__Dataset content__:

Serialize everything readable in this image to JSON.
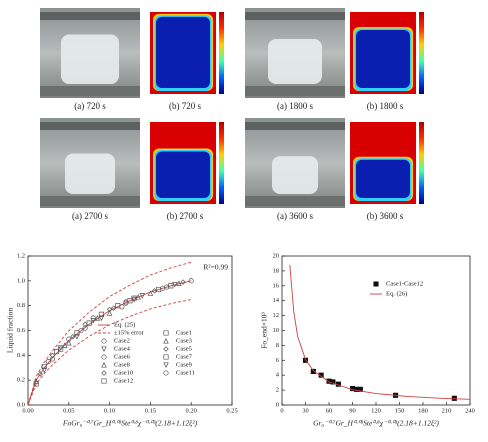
{
  "figure": {
    "panels": [
      "(a) 720 s",
      "(b) 720 s",
      "(a) 1800 s",
      "(b) 1800 s",
      "(a) 2700 s",
      "(b) 2700 s",
      "(a) 3600 s",
      "(b) 3600 s"
    ]
  },
  "chart_data": [
    {
      "type": "line",
      "xlabel": "FoGr₀⁻⁰·⁷Gr_H⁰·⁰³Ste⁰·⁸χ⁻⁰·⁰³(2.18+1.12ξ²)",
      "ylabel": "Liquid fraction",
      "annotation": "R²=0.99",
      "xlim": [
        0,
        0.25
      ],
      "xticks": [
        {
          "value": 0,
          "label": "0.00"
        },
        0.05,
        {
          "value": 0.1,
          "label": "0.10"
        },
        0.15,
        {
          "value": 0.2,
          "label": "0.20"
        },
        0.25
      ],
      "ylim": [
        0,
        1.2
      ],
      "yticks": [
        {
          "value": 0,
          "label": "0.0"
        },
        0.2,
        0.4,
        0.6,
        0.8,
        {
          "value": 1,
          "label": "1.0"
        },
        1.2
      ],
      "legend": "lower right",
      "series": [
        {
          "name": "Eq. (25)",
          "color": "#d04040",
          "x": [
            0,
            0.01,
            0.02,
            0.03,
            0.05,
            0.075,
            0.1,
            0.125,
            0.15,
            0.175,
            0.2
          ],
          "values": [
            0,
            0.2,
            0.3,
            0.38,
            0.52,
            0.65,
            0.76,
            0.84,
            0.91,
            0.96,
            1.0
          ]
        },
        {
          "name": "±15% error",
          "color": "#d04040",
          "dash": true,
          "x": [
            0,
            0.01,
            0.02,
            0.03,
            0.05,
            0.075,
            0.1,
            0.125,
            0.15,
            0.175,
            0.2
          ],
          "values": [
            0,
            0.23,
            0.345,
            0.437,
            0.598,
            0.748,
            0.874,
            0.966,
            1.047,
            1.104,
            1.15
          ],
          "lower": [
            0,
            0.17,
            0.255,
            0.323,
            0.442,
            0.553,
            0.646,
            0.714,
            0.774,
            0.816,
            0.85
          ]
        },
        {
          "name": "Case1",
          "marker": "square",
          "color": "#555",
          "x": [
            0.02,
            0.06,
            0.11,
            0.16
          ],
          "values": [
            0.31,
            0.58,
            0.8,
            0.93
          ]
        },
        {
          "name": "Case2",
          "marker": "circle",
          "color": "#555",
          "x": [
            0.03,
            0.07,
            0.12,
            0.17
          ],
          "values": [
            0.37,
            0.62,
            0.82,
            0.95
          ]
        },
        {
          "name": "Case3",
          "marker": "triangle",
          "color": "#555",
          "x": [
            0.01,
            0.05,
            0.1,
            0.15
          ],
          "values": [
            0.19,
            0.5,
            0.74,
            0.9
          ]
        },
        {
          "name": "Case4",
          "marker": "down",
          "color": "#555",
          "x": [
            0.04,
            0.08,
            0.13,
            0.18
          ],
          "values": [
            0.46,
            0.68,
            0.85,
            0.97
          ]
        },
        {
          "name": "Case5",
          "marker": "diamond",
          "color": "#555",
          "x": [
            0.015,
            0.055,
            0.105,
            0.155
          ],
          "values": [
            0.25,
            0.55,
            0.78,
            0.92
          ]
        },
        {
          "name": "Case6",
          "marker": "circle",
          "color": "#555",
          "x": [
            0.025,
            0.065,
            0.115,
            0.165
          ],
          "values": [
            0.35,
            0.6,
            0.79,
            0.94
          ]
        },
        {
          "name": "Case7",
          "marker": "square",
          "color": "#555",
          "x": [
            0.035,
            0.075,
            0.125,
            0.175
          ],
          "values": [
            0.43,
            0.66,
            0.84,
            0.96
          ]
        },
        {
          "name": "Case8",
          "marker": "triangle",
          "color": "#555",
          "x": [
            0.045,
            0.085,
            0.135,
            0.185
          ],
          "values": [
            0.48,
            0.7,
            0.87,
            0.98
          ]
        },
        {
          "name": "Case9",
          "marker": "down",
          "color": "#555",
          "x": [
            0.02,
            0.06,
            0.09,
            0.14
          ],
          "values": [
            0.28,
            0.55,
            0.7,
            0.88
          ]
        },
        {
          "name": "Case10",
          "marker": "diamond",
          "color": "#555",
          "x": [
            0.03,
            0.07,
            0.1,
            0.19
          ],
          "values": [
            0.4,
            0.65,
            0.77,
            0.99
          ]
        },
        {
          "name": "Case11",
          "marker": "circle",
          "color": "#555",
          "x": [
            0.05,
            0.08,
            0.12,
            0.2
          ],
          "values": [
            0.53,
            0.7,
            0.83,
            1.0
          ]
        },
        {
          "name": "Case12",
          "marker": "square",
          "color": "#555",
          "x": [
            0.01,
            0.04,
            0.09,
            0.13
          ],
          "values": [
            0.17,
            0.45,
            0.73,
            0.86
          ]
        }
      ]
    },
    {
      "type": "line",
      "xlabel": "Gr₀⁻⁰·⁷Gr_H⁰·⁰³Ste⁰·⁸χ⁻⁰·⁰³(2.18+1.12ξ²)",
      "ylabel": "Fo_end×10³",
      "xlim": [
        0,
        240
      ],
      "xticks": [
        0,
        30,
        60,
        90,
        120,
        150,
        180,
        210,
        240
      ],
      "ylim": [
        0,
        20
      ],
      "yticks": [
        0,
        2,
        4,
        6,
        8,
        10,
        12,
        14,
        16,
        18,
        20
      ],
      "legend": "upper right",
      "series": [
        {
          "name": "Case1-Case12",
          "marker": "square",
          "filled": true,
          "color": "#111",
          "x": [
            30,
            40,
            50,
            60,
            65,
            72,
            90,
            95,
            100,
            145,
            220
          ],
          "values": [
            6.0,
            4.5,
            4.0,
            3.2,
            3.1,
            2.8,
            2.2,
            2.1,
            2.1,
            1.3,
            0.9
          ]
        },
        {
          "name": "Eq. (26)",
          "color": "#d04040",
          "x": [
            10,
            15,
            20,
            30,
            40,
            60,
            90,
            120,
            160,
            200,
            240
          ],
          "values": [
            18.8,
            12.5,
            9.2,
            6.1,
            4.6,
            3.1,
            2.05,
            1.54,
            1.15,
            0.92,
            0.77
          ]
        }
      ]
    }
  ]
}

__Instruction__:
Every entry must be transcribed exactly. Pictures do not belong in the copy.

__Full solution__:
Serialize everything readable in this image to JSON.
{
  "figure": {
    "panels": [
      "(a) 720 s",
      "(b) 720 s",
      "(a) 1800 s",
      "(b) 1800 s",
      "(a) 2700 s",
      "(b) 2700 s",
      "(a) 3600 s",
      "(b) 3600 s"
    ]
  },
  "chart_data": [
    {
      "type": "line",
      "xlabel": "FoGr₀⁻⁰·⁷Gr_H⁰·⁰³Ste⁰·⁸χ⁻⁰·⁰³(2.18+1.12ξ²)",
      "ylabel": "Liquid fraction",
      "annotation": "R²=0.99",
      "xlim": [
        0,
        0.25
      ],
      "xticks": [
        {
          "value": 0,
          "label": "0.00"
        },
        0.05,
        {
          "value": 0.1,
          "label": "0.10"
        },
        0.15,
        {
          "value": 0.2,
          "label": "0.20"
        },
        0.25
      ],
      "ylim": [
        0,
        1.2
      ],
      "yticks": [
        {
          "value": 0,
          "label": "0.0"
        },
        0.2,
        0.4,
        0.6,
        0.8,
        {
          "value": 1,
          "label": "1.0"
        },
        1.2
      ],
      "legend": "lower right",
      "series": [
        {
          "name": "Eq. (25)",
          "color": "#d04040",
          "x": [
            0,
            0.01,
            0.02,
            0.03,
            0.05,
            0.075,
            0.1,
            0.125,
            0.15,
            0.175,
            0.2
          ],
          "values": [
            0,
            0.2,
            0.3,
            0.38,
            0.52,
            0.65,
            0.76,
            0.84,
            0.91,
            0.96,
            1.0
          ]
        },
        {
          "name": "±15% error",
          "color": "#d04040",
          "dash": true,
          "x": [
            0,
            0.01,
            0.02,
            0.03,
            0.05,
            0.075,
            0.1,
            0.125,
            0.15,
            0.175,
            0.2
          ],
          "values": [
            0,
            0.23,
            0.345,
            0.437,
            0.598,
            0.748,
            0.874,
            0.966,
            1.047,
            1.104,
            1.15
          ],
          "lower": [
            0,
            0.17,
            0.255,
            0.323,
            0.442,
            0.553,
            0.646,
            0.714,
            0.774,
            0.816,
            0.85
          ]
        },
        {
          "name": "Case1",
          "marker": "square",
          "color": "#555",
          "x": [
            0.02,
            0.06,
            0.11,
            0.16
          ],
          "values": [
            0.31,
            0.58,
            0.8,
            0.93
          ]
        },
        {
          "name": "Case2",
          "marker": "circle",
          "color": "#555",
          "x": [
            0.03,
            0.07,
            0.12,
            0.17
          ],
          "values": [
            0.37,
            0.62,
            0.82,
            0.95
          ]
        },
        {
          "name": "Case3",
          "marker": "triangle",
          "color": "#555",
          "x": [
            0.01,
            0.05,
            0.1,
            0.15
          ],
          "values": [
            0.19,
            0.5,
            0.74,
            0.9
          ]
        },
        {
          "name": "Case4",
          "marker": "down",
          "color": "#555",
          "x": [
            0.04,
            0.08,
            0.13,
            0.18
          ],
          "values": [
            0.46,
            0.68,
            0.85,
            0.97
          ]
        },
        {
          "name": "Case5",
          "marker": "diamond",
          "color": "#555",
          "x": [
            0.015,
            0.055,
            0.105,
            0.155
          ],
          "values": [
            0.25,
            0.55,
            0.78,
            0.92
          ]
        },
        {
          "name": "Case6",
          "marker": "circle",
          "color": "#555",
          "x": [
            0.025,
            0.065,
            0.115,
            0.165
          ],
          "values": [
            0.35,
            0.6,
            0.79,
            0.94
          ]
        },
        {
          "name": "Case7",
          "marker": "square",
          "color": "#555",
          "x": [
            0.035,
            0.075,
            0.125,
            0.175
          ],
          "values": [
            0.43,
            0.66,
            0.84,
            0.96
          ]
        },
        {
          "name": "Case8",
          "marker": "triangle",
          "color": "#555",
          "x": [
            0.045,
            0.085,
            0.135,
            0.185
          ],
          "values": [
            0.48,
            0.7,
            0.87,
            0.98
          ]
        },
        {
          "name": "Case9",
          "marker": "down",
          "color": "#555",
          "x": [
            0.02,
            0.06,
            0.09,
            0.14
          ],
          "values": [
            0.28,
            0.55,
            0.7,
            0.88
          ]
        },
        {
          "name": "Case10",
          "marker": "diamond",
          "color": "#555",
          "x": [
            0.03,
            0.07,
            0.1,
            0.19
          ],
          "values": [
            0.4,
            0.65,
            0.77,
            0.99
          ]
        },
        {
          "name": "Case11",
          "marker": "circle",
          "color": "#555",
          "x": [
            0.05,
            0.08,
            0.12,
            0.2
          ],
          "values": [
            0.53,
            0.7,
            0.83,
            1.0
          ]
        },
        {
          "name": "Case12",
          "marker": "square",
          "color": "#555",
          "x": [
            0.01,
            0.04,
            0.09,
            0.13
          ],
          "values": [
            0.17,
            0.45,
            0.73,
            0.86
          ]
        }
      ]
    },
    {
      "type": "line",
      "xlabel": "Gr₀⁻⁰·⁷Gr_H⁰·⁰³Ste⁰·⁸χ⁻⁰·⁰³(2.18+1.12ξ²)",
      "ylabel": "Fo_end×10³",
      "xlim": [
        0,
        240
      ],
      "xticks": [
        0,
        30,
        60,
        90,
        120,
        150,
        180,
        210,
        240
      ],
      "ylim": [
        0,
        20
      ],
      "yticks": [
        0,
        2,
        4,
        6,
        8,
        10,
        12,
        14,
        16,
        18,
        20
      ],
      "legend": "upper right",
      "series": [
        {
          "name": "Case1-Case12",
          "marker": "square",
          "filled": true,
          "color": "#111",
          "x": [
            30,
            40,
            50,
            60,
            65,
            72,
            90,
            95,
            100,
            145,
            220
          ],
          "values": [
            6.0,
            4.5,
            4.0,
            3.2,
            3.1,
            2.8,
            2.2,
            2.1,
            2.1,
            1.3,
            0.9
          ]
        },
        {
          "name": "Eq. (26)",
          "color": "#d04040",
          "x": [
            10,
            15,
            20,
            30,
            40,
            60,
            90,
            120,
            160,
            200,
            240
          ],
          "values": [
            18.8,
            12.5,
            9.2,
            6.1,
            4.6,
            3.1,
            2.05,
            1.54,
            1.15,
            0.92,
            0.77
          ]
        }
      ]
    }
  ]
}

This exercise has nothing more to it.